Print the entries that appear below, exactly as written and without their pictures.

— START OF MATERIALS PROVIDED —

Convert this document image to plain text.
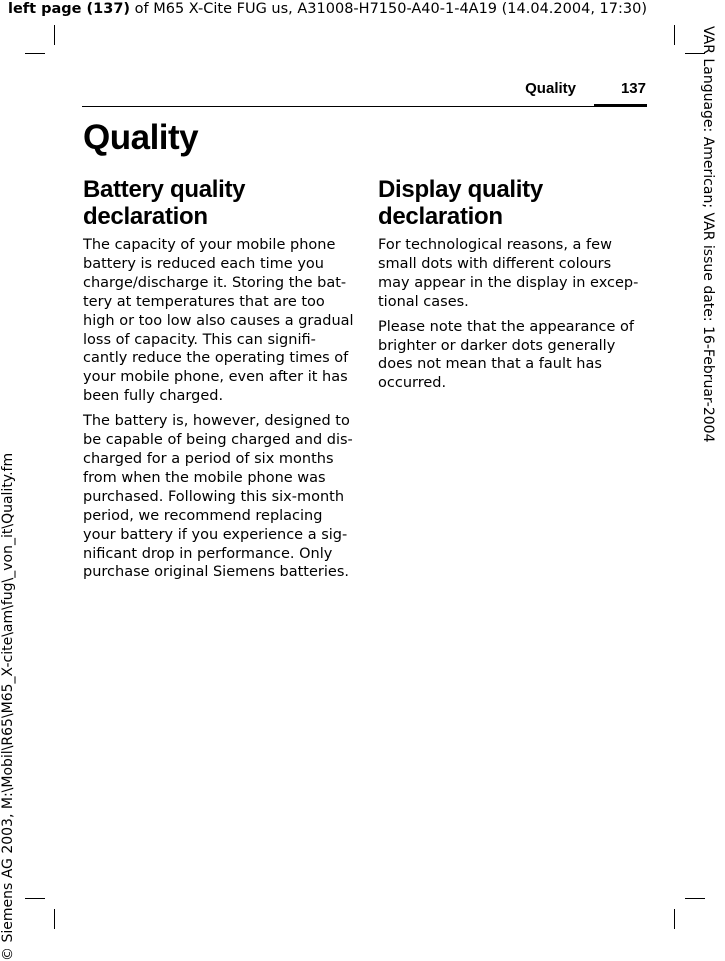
left page (137) of M65 X-Cite FUG us, A31008-H7150-A40-1-4A19 (14.04.2004, 17:30)
VAR Language: American; VAR issue date: 16-Februar-2004
© Siemens AG 2003, M:\Mobil\R65\M65_X-cite\am\fug\_von_it\Quality.fm
Quality	137
Quality
Battery quality
declaration

The capacity of your mobile phone
battery is reduced each time you
charge/discharge it. Storing the bat-
tery at temperatures that are too
high or too low also causes a gradual
loss of capacity. This can signifi-
cantly reduce the operating times of
your mobile phone, even after it has
been fully charged.

The battery is, however, designed to
be capable of being charged and dis-
charged for a period of six months
from when the mobile phone was
purchased. Following this six-month
period, we recommend replacing
your battery if you experience a sig-
nificant drop in performance. Only
purchase original Siemens batteries.

Display quality
declaration

For technological reasons, a few
small dots with different colours
may appear in the display in excep-
tional cases.

Please note that the appearance of
brighter or darker dots generally
does not mean that a fault has
occurred.
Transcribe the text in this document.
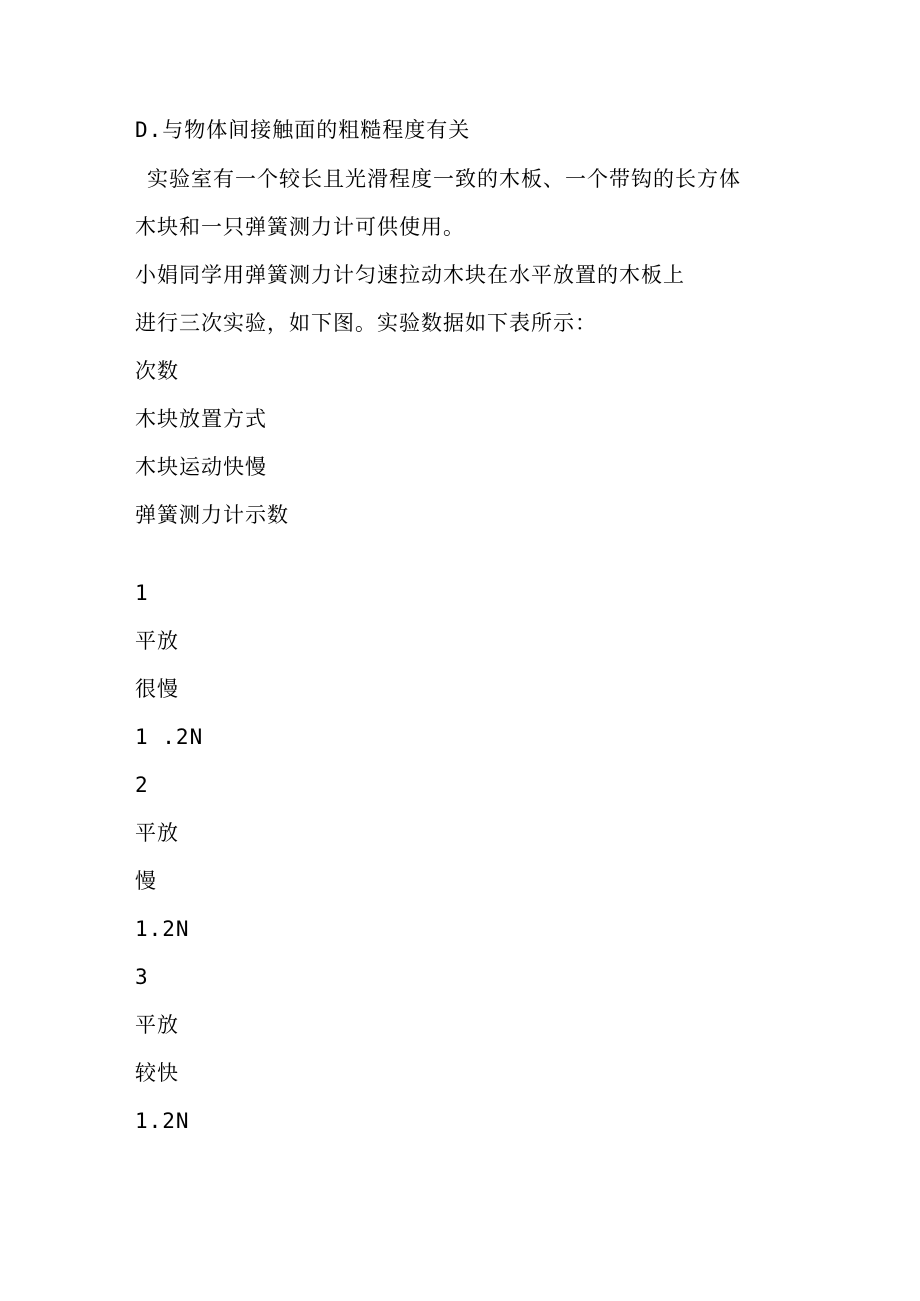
D.与物体间接触面的粗糙程度有关
实验室有一个较长且光滑程度一致的木板、一个带钩的长方体
木块和一只弹簧测力计可供使用。
小娟同学用弹簧测力计匀速拉动木块在水平放置的木板上
进行三次实验，如下图。实验数据如下表所示：
次数
木块放置方式
木块运动快慢
弹簧测力计示数
1
平放
很慢
1 .2N
2
平放
慢
1.2N
3
平放
较快
1.2N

— END OF MATERIALS PROVIDED —

* **ANSWER FOR THE TASK**
Convert this document image to plain text.
left page (137) of M65 X-Cite FUG us, A31008-H7150-A40-1-4A19 (14.04.2004, 17:30)
VAR Language: American; VAR issue date: 16-Februar-2004
© Siemens AG 2003, M:\Mobil\R65\M65_X-cite\am\fug\_von_it\Quality.fm
Quality	137
Quality
Battery quality
declaration

The capacity of your mobile phone
battery is reduced each time you
charge/discharge it. Storing the bat-
tery at temperatures that are too
high or too low also causes a gradual
loss of capacity. This can signifi-
cantly reduce the operating times of
your mobile phone, even after it has
been fully charged.

The battery is, however, designed to
be capable of being charged and dis-
charged for a period of six months
from when the mobile phone was
purchased. Following this six-month
period, we recommend replacing
your battery if you experience a sig-
nificant drop in performance. Only
purchase original Siemens batteries.

Display quality
declaration

For technological reasons, a few
small dots with different colours
may appear in the display in excep-
tional cases.

Please note that the appearance of
brighter or darker dots generally
does not mean that a fault has
occurred.
Transcribe the text in this document.
D.与物体间接触面的粗糙程度有关
实验室有一个较长且光滑程度一致的木板、一个带钩的长方体
木块和一只弹簧测力计可供使用。
小娟同学用弹簧测力计匀速拉动木块在水平放置的木板上
进行三次实验，如下图。实验数据如下表所示：
次数
木块放置方式
木块运动快慢
弹簧测力计示数
1
平放
很慢
1 .2N
2
平放
慢
1.2N
3
平放
较快
1.2N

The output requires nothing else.